- THE PROBLEM -
Tally the lines that include the word "which" and reply with nothing but the total.

(Data excerpts)
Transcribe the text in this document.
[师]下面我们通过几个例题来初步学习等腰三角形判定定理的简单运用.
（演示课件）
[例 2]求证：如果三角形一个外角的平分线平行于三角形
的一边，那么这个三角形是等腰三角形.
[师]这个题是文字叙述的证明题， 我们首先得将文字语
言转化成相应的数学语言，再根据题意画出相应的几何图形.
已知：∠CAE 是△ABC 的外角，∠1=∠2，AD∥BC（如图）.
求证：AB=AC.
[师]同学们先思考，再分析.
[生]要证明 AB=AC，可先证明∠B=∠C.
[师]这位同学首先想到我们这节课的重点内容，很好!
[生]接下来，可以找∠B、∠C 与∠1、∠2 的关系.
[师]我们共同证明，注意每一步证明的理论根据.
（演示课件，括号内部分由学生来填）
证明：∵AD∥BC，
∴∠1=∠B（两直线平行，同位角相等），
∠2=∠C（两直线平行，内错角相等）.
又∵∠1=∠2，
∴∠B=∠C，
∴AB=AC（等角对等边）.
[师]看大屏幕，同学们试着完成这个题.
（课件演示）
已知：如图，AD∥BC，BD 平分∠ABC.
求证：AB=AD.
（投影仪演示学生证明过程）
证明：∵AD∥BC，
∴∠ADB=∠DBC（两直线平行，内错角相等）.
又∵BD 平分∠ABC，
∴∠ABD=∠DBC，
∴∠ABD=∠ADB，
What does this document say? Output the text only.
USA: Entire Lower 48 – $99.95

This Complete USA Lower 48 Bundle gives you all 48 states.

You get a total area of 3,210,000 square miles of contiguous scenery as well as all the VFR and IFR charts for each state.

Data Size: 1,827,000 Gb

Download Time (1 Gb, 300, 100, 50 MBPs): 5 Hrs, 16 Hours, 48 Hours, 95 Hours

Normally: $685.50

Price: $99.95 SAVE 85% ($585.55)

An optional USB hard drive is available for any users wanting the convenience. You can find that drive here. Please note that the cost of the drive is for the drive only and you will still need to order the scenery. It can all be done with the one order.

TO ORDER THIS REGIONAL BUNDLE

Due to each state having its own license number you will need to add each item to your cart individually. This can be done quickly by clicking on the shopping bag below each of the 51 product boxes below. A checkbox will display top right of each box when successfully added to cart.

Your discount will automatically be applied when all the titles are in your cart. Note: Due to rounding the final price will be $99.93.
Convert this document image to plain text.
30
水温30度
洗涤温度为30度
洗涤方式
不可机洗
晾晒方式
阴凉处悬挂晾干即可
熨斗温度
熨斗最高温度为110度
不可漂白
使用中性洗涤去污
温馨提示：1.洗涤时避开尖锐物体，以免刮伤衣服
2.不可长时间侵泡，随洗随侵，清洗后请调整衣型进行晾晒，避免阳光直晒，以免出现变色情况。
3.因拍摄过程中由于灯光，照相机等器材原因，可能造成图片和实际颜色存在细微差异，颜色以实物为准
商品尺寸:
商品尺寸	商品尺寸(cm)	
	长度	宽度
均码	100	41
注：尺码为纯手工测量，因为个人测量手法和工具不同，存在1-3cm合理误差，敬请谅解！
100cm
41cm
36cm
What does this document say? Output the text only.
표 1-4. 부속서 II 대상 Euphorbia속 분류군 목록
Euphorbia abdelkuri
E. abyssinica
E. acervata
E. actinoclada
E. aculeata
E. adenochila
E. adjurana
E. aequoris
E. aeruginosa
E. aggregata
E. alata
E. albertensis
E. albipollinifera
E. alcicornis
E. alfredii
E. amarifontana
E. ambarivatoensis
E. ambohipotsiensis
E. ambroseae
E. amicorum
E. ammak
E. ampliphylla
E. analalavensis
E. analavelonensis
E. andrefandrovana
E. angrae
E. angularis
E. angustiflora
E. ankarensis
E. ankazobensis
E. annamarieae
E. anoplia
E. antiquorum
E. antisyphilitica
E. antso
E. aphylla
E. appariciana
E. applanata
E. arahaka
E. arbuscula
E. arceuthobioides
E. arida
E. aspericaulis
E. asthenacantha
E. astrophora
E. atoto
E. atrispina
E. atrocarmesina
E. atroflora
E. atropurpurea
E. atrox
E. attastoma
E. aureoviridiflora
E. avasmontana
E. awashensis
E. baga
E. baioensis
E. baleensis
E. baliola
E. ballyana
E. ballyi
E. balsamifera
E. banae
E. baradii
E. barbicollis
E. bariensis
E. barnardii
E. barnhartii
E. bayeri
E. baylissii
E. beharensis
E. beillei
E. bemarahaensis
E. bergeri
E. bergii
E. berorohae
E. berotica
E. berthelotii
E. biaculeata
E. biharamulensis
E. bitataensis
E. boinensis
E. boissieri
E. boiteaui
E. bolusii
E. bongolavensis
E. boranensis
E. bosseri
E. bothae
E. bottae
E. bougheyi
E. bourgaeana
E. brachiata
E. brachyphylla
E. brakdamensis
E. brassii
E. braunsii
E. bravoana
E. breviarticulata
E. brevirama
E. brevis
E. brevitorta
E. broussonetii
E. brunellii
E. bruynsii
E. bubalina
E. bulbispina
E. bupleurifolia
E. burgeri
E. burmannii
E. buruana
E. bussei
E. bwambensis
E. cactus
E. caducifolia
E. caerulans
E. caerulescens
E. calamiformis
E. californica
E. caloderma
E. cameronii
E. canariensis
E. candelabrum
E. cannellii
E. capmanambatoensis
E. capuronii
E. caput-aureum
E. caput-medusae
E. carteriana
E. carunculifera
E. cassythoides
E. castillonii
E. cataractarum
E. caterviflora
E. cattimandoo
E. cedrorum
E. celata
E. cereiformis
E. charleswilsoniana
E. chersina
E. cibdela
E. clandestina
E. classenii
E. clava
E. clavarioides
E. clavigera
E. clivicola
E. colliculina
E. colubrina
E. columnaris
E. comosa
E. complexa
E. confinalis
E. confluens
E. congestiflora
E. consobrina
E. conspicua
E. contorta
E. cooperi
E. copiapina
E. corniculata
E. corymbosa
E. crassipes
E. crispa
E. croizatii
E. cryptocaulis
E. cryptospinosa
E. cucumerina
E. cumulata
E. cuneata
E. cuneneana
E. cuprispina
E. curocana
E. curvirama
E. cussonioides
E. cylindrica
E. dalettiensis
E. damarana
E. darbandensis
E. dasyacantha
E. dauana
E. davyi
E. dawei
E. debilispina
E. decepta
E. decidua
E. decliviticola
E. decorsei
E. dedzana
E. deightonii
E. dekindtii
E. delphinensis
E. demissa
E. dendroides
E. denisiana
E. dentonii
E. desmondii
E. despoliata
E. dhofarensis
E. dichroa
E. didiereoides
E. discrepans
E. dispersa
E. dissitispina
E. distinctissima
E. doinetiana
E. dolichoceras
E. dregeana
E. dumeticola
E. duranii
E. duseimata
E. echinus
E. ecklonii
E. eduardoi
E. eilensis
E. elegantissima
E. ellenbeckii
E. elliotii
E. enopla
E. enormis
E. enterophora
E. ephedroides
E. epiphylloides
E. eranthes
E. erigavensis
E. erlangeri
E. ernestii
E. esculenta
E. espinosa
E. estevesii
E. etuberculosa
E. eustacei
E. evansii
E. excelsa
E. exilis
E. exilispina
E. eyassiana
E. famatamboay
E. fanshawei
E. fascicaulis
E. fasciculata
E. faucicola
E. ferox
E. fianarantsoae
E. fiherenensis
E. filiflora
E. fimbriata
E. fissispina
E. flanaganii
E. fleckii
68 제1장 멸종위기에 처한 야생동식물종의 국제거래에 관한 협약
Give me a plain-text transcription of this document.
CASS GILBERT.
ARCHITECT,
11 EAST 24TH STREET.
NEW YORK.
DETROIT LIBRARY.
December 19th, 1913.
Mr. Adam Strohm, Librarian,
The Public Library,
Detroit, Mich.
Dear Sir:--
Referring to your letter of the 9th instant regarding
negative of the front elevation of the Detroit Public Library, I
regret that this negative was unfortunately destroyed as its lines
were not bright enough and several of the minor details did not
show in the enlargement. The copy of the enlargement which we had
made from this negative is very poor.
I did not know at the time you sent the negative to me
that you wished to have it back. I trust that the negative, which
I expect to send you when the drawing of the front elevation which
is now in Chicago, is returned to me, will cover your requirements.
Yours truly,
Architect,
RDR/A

- EXERCISE RESPONSE -
3